** WRITTEN EXERCISE **
Reproduce all the entries precisely.

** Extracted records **
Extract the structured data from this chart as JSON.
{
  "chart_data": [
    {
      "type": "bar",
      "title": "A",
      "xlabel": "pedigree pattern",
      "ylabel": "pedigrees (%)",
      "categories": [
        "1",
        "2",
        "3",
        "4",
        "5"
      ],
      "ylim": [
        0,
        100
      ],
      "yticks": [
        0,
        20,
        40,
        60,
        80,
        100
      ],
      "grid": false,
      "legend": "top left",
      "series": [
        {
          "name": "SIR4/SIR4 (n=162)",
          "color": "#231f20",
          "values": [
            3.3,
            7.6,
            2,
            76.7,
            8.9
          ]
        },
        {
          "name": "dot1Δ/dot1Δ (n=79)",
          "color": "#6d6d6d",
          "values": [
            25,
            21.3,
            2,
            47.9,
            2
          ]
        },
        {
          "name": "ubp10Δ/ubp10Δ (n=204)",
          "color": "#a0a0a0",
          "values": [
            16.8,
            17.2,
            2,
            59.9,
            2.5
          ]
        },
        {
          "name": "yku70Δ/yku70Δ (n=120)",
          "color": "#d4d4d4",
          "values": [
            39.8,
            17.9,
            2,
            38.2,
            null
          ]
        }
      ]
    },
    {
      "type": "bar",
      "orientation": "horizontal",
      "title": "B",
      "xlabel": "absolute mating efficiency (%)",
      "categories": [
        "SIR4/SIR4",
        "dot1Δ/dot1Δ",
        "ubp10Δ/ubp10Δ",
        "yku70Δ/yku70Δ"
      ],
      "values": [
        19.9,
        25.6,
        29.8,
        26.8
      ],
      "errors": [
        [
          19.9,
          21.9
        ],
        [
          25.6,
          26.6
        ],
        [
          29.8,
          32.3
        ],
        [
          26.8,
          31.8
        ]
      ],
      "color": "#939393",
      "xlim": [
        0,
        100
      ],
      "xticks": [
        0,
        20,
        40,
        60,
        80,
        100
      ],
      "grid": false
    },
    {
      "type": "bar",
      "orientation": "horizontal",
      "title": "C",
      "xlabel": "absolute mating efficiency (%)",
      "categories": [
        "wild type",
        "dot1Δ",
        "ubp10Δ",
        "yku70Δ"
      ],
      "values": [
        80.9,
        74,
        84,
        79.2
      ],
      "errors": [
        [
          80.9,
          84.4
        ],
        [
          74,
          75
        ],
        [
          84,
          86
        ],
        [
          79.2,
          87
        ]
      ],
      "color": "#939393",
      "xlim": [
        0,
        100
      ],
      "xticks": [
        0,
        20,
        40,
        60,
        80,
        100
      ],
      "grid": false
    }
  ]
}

** REPLY **
Extract the structured data from this chart as JSON.
{
  "chart_data": [
    {
      "type": "bar",
      "title": "A",
      "xlabel": "pedigree pattern",
      "ylabel": "pedigrees (%)",
      "categories": [
        "1",
        "2",
        "3",
        "4",
        "5"
      ],
      "ylim": [
        0,
        100
      ],
      "yticks": [
        0,
        20,
        40,
        60,
        80,
        100
      ],
      "grid": false,
      "legend": "top left",
      "series": [
        {
          "name": "SIR4/SIR4 (n=162)",
          "color": "#231f20",
          "values": [
            3.3,
            7.6,
            2,
            76.7,
            8.9
          ]
        },
        {
          "name": "dot1Δ/dot1Δ (n=79)",
          "color": "#6d6d6d",
          "values": [
            25,
            21.3,
            2,
            47.9,
            2
          ]
        },
        {
          "name": "ubp10Δ/ubp10Δ (n=204)",
          "color": "#a0a0a0",
          "values": [
            16.8,
            17.2,
            2,
            59.9,
            2.5
          ]
        },
        {
          "name": "yku70Δ/yku70Δ (n=120)",
          "color": "#d4d4d4",
          "values": [
            39.8,
            17.9,
            2,
            38.2,
            null
          ]
        }
      ]
    },
    {
      "type": "bar",
      "orientation": "horizontal",
      "title": "B",
      "xlabel": "absolute mating efficiency (%)",
      "categories": [
        "SIR4/SIR4",
        "dot1Δ/dot1Δ",
        "ubp10Δ/ubp10Δ",
        "yku70Δ/yku70Δ"
      ],
      "values": [
        19.9,
        25.6,
        29.8,
        26.8
      ],
      "errors": [
        [
          19.9,
          21.9
        ],
        [
          25.6,
          26.6
        ],
        [
          29.8,
          32.3
        ],
        [
          26.8,
          31.8
        ]
      ],
      "color": "#939393",
      "xlim": [
        0,
        100
      ],
      "xticks": [
        0,
        20,
        40,
        60,
        80,
        100
      ],
      "grid": false
    },
    {
      "type": "bar",
      "orientation": "horizontal",
      "title": "C",
      "xlabel": "absolute mating efficiency (%)",
      "categories": [
        "wild type",
        "dot1Δ",
        "ubp10Δ",
        "yku70Δ"
      ],
      "values": [
        80.9,
        74,
        84,
        79.2
      ],
      "errors": [
        [
          80.9,
          84.4
        ],
        [
          74,
          75
        ],
        [
          84,
          86
        ],
        [
          79.2,
          87
        ]
      ],
      "color": "#939393",
      "xlim": [
        0,
        100
      ],
      "xticks": [
        0,
        20,
        40,
        60,
        80,
        100
      ],
      "grid": false
    }
  ]
}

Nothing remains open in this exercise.